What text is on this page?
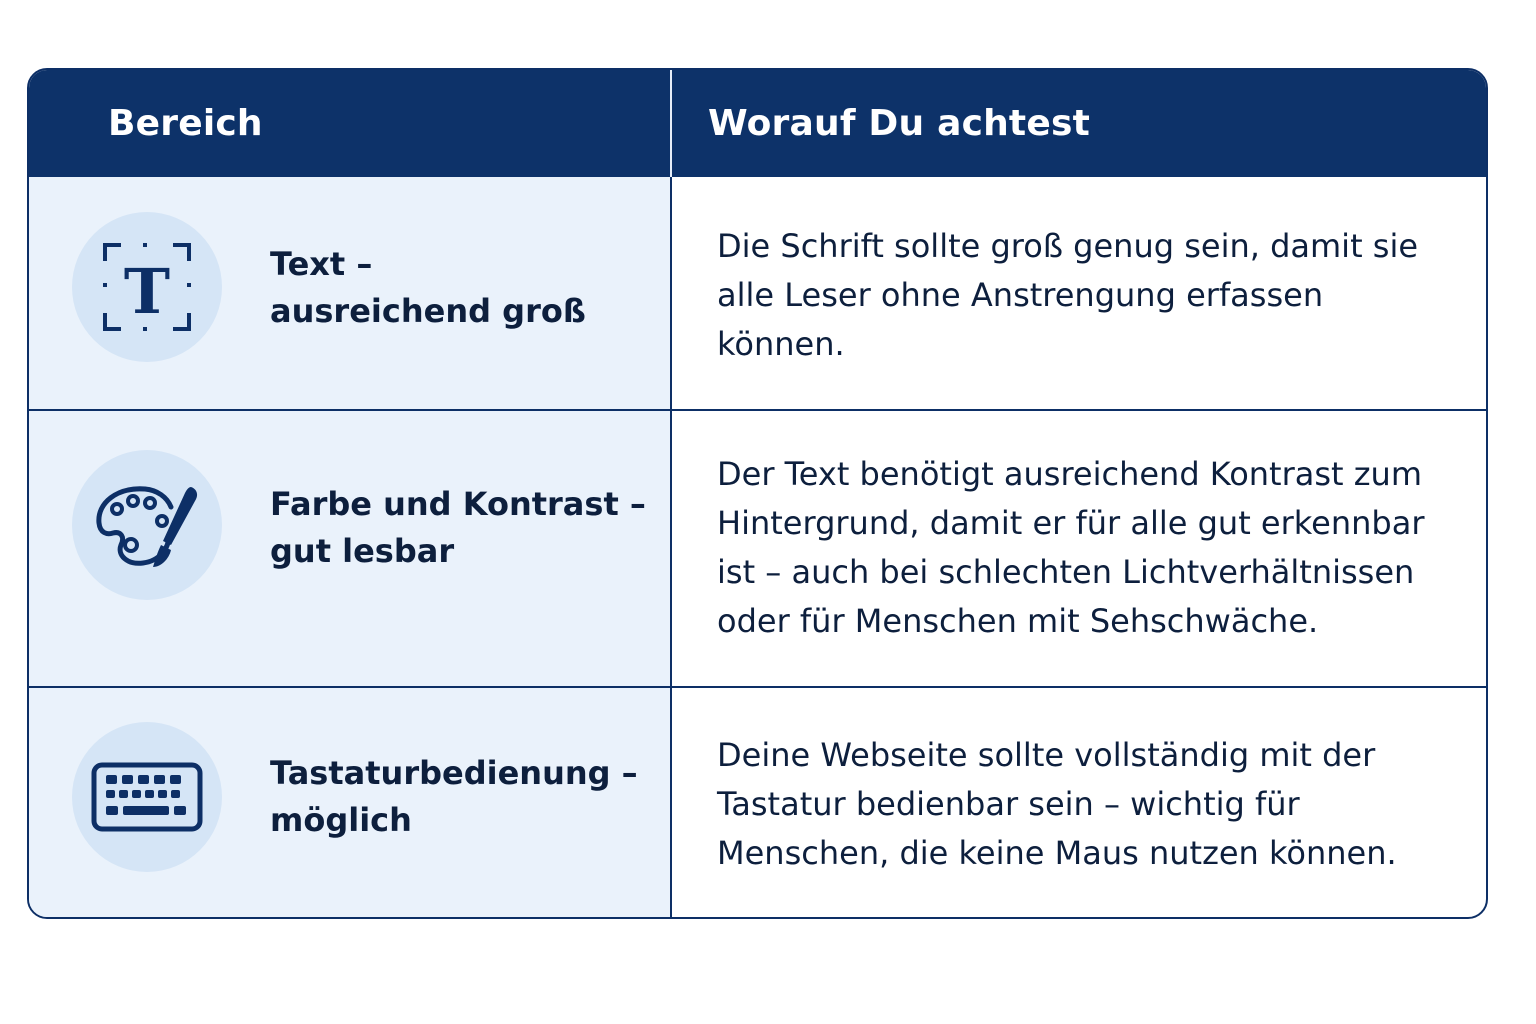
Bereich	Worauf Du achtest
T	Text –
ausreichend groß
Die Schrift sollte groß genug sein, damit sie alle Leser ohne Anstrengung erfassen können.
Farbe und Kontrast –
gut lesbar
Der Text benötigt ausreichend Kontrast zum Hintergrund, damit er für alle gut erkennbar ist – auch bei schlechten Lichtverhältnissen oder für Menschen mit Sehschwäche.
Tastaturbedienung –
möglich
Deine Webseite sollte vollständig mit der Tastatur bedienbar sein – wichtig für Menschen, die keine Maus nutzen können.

+-------+

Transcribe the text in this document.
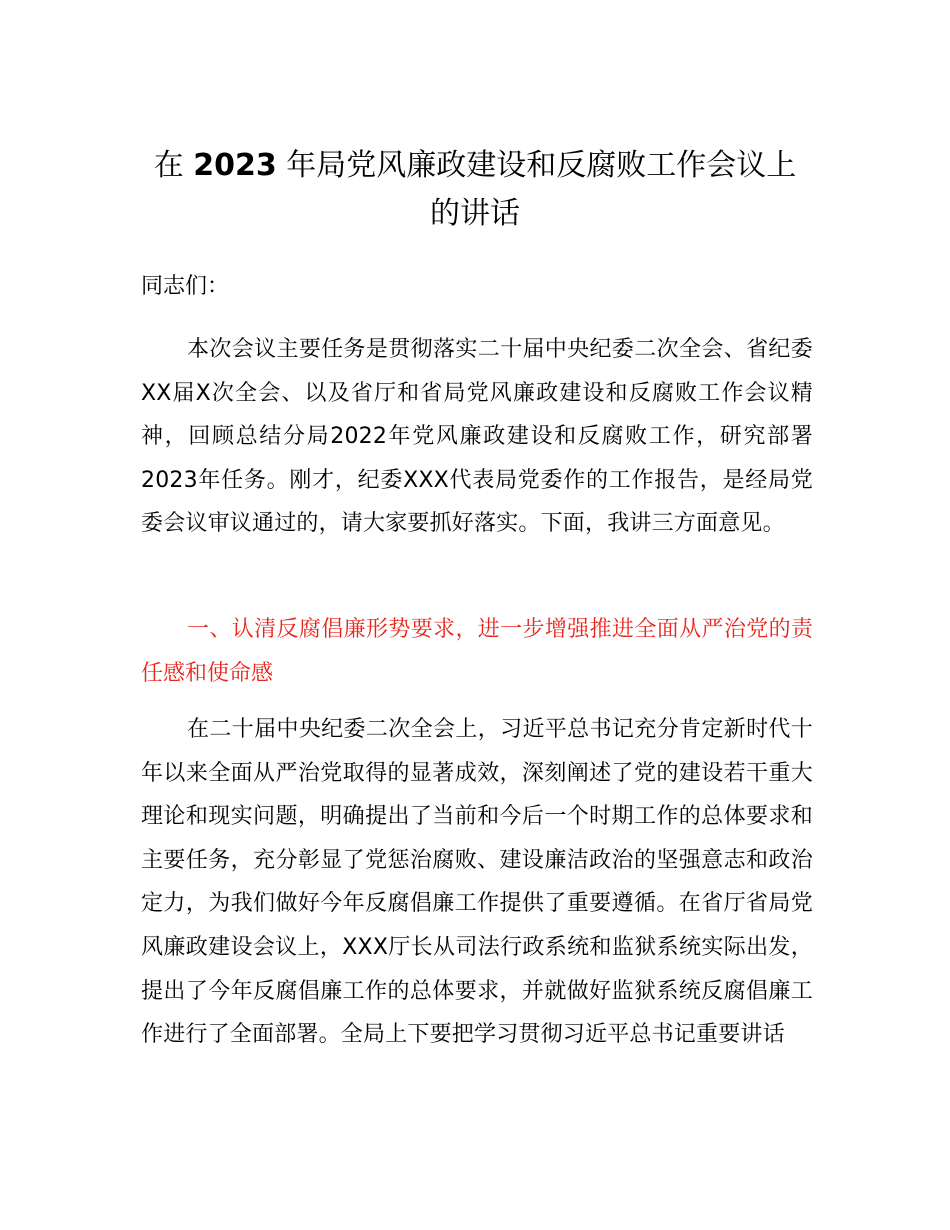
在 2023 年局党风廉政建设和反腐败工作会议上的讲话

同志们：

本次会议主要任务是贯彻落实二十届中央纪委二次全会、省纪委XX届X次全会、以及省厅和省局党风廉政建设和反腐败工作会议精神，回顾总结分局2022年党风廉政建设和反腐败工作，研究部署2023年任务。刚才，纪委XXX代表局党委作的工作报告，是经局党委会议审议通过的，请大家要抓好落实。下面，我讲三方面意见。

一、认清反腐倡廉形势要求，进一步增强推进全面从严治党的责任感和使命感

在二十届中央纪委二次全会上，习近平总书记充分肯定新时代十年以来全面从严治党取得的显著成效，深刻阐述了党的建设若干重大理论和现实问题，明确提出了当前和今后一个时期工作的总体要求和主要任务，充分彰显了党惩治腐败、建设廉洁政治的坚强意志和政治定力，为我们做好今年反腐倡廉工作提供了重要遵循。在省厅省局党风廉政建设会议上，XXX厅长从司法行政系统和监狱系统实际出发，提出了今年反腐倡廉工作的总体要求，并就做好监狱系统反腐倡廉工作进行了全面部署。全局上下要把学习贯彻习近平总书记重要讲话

+-------+

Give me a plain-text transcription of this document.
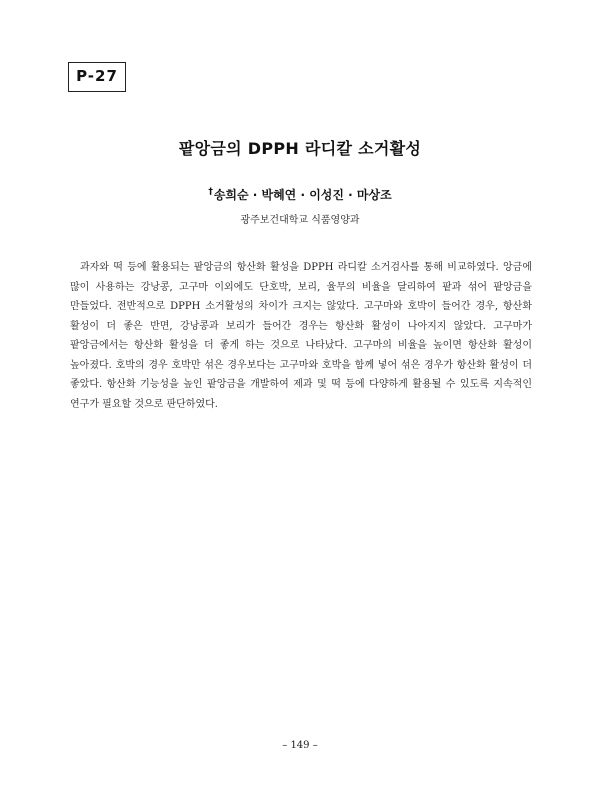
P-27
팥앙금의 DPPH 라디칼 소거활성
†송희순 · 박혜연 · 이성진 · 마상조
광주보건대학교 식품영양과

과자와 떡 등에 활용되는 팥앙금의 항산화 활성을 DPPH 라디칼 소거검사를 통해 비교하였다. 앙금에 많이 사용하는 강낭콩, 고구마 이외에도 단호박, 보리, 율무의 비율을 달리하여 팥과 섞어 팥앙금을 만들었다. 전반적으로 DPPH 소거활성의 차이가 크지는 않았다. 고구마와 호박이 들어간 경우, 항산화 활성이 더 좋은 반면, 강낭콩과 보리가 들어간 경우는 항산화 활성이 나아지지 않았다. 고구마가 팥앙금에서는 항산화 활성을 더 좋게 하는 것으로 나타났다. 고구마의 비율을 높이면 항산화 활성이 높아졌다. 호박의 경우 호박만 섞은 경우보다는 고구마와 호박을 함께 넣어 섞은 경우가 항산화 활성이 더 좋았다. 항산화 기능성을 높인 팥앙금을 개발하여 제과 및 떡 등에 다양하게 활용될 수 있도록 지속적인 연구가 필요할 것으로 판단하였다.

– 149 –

+-------+

> _What is asked_:
All lines in the data that contain the word "damit" should be copied.

> _Written solution_:
Die Schrift sollte groß genug sein, damit sie alle Leser ohne Anstrengung erfassen können.
Der Text benötigt ausreichend Kontrast zum Hintergrund, damit er für alle gut erkennbar ist – auch bei schlechten Lichtverhältnissen oder für Menschen mit Sehschwäche.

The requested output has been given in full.